**Task details**
Repeat every entry word for word, but leave the images out of your copy.

**Material provided**
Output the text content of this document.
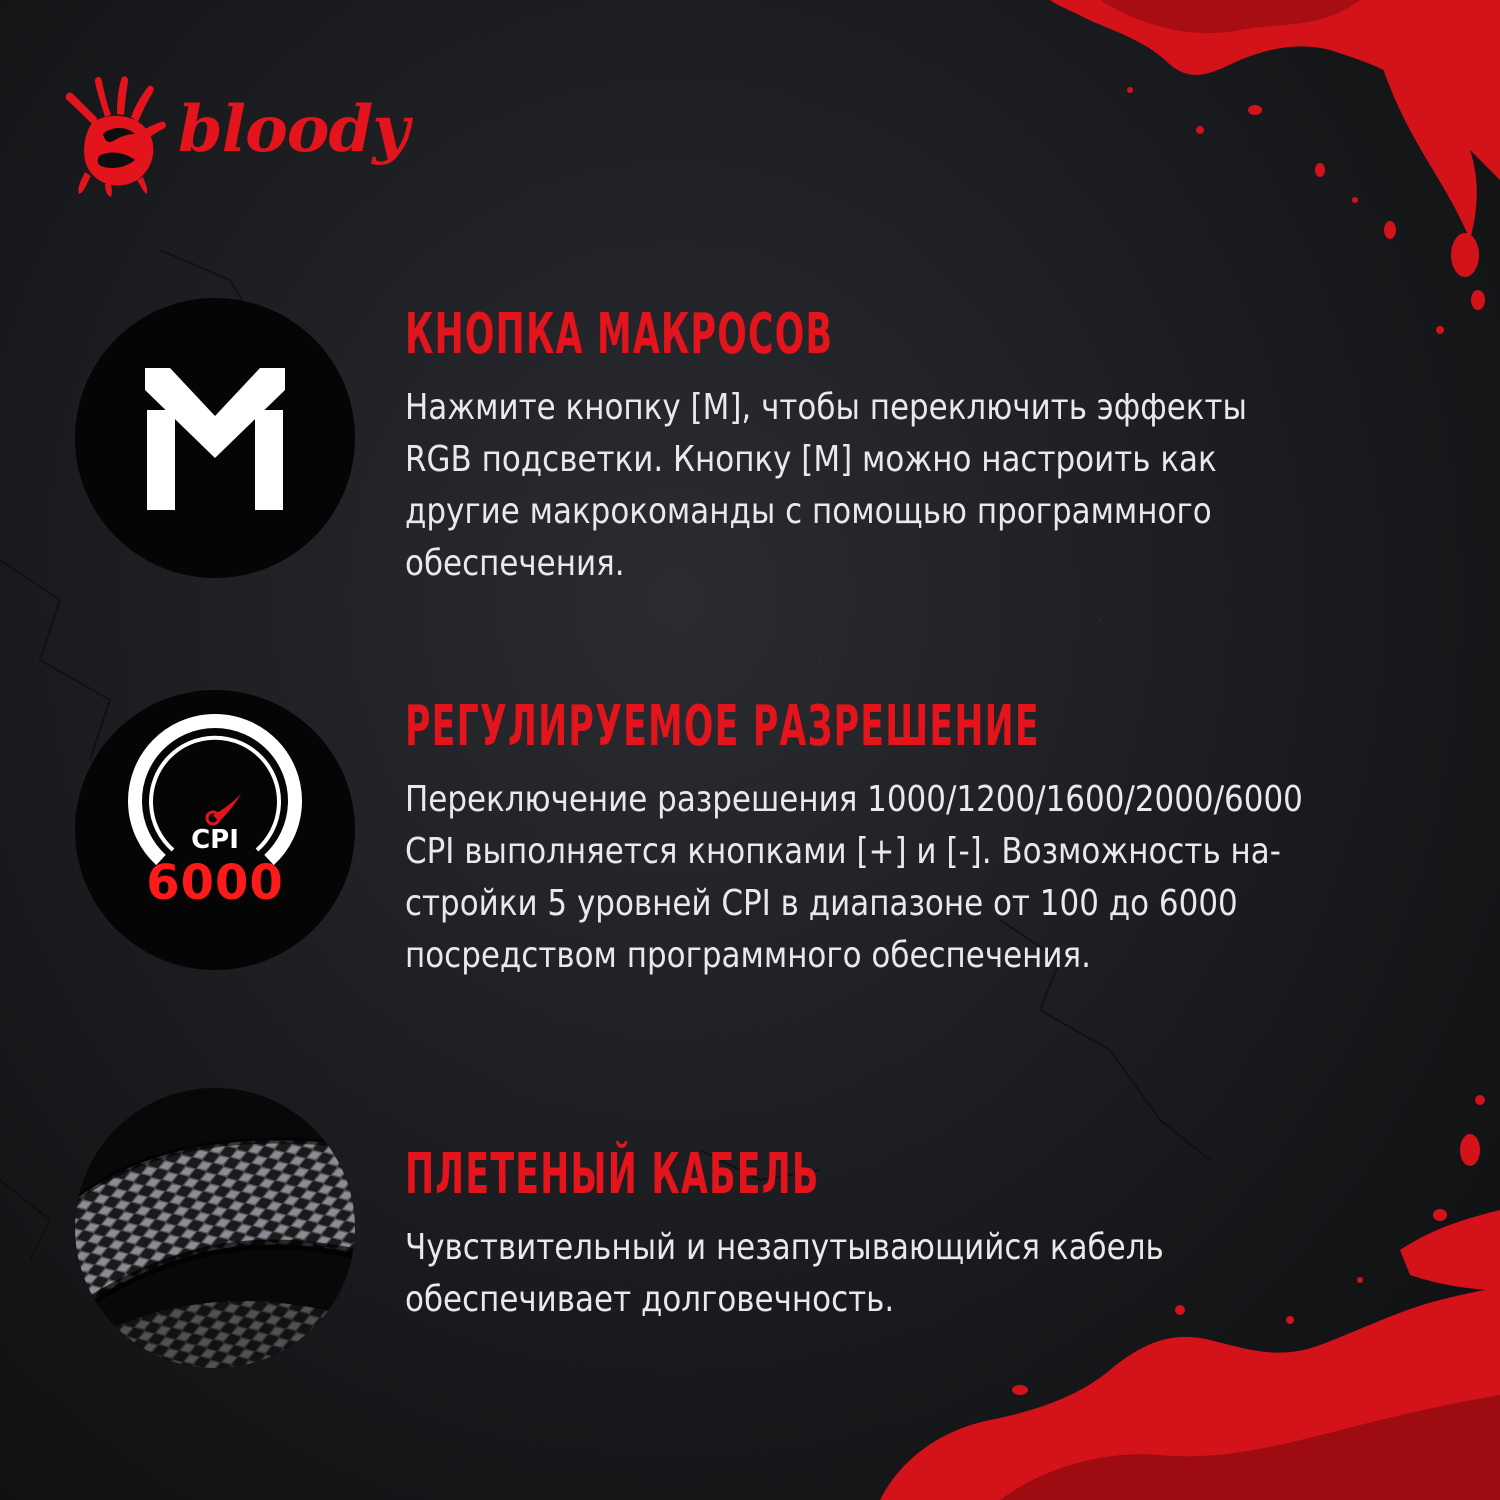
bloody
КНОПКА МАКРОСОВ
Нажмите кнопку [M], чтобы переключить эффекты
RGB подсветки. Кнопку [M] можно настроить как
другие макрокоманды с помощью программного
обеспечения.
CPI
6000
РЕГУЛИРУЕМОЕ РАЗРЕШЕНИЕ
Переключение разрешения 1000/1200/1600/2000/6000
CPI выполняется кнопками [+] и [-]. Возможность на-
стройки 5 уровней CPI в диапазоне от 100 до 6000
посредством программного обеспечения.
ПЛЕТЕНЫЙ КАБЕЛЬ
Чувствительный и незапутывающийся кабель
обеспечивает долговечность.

**Written solution**
Output the text content of this document.
bloody
КНОПКА МАКРОСОВ
Нажмите кнопку [M], чтобы переключить эффекты
RGB подсветки. Кнопку [M] можно настроить как
другие макрокоманды с помощью программного
обеспечения.
CPI
6000
РЕГУЛИРУЕМОЕ РАЗРЕШЕНИЕ
Переключение разрешения 1000/1200/1600/2000/6000
CPI выполняется кнопками [+] и [-]. Возможность на-
стройки 5 уровней CPI в диапазоне от 100 до 6000
посредством программного обеспечения.
ПЛЕТЕНЫЙ КАБЕЛЬ
Чувствительный и незапутывающийся кабель
обеспечивает долговечность.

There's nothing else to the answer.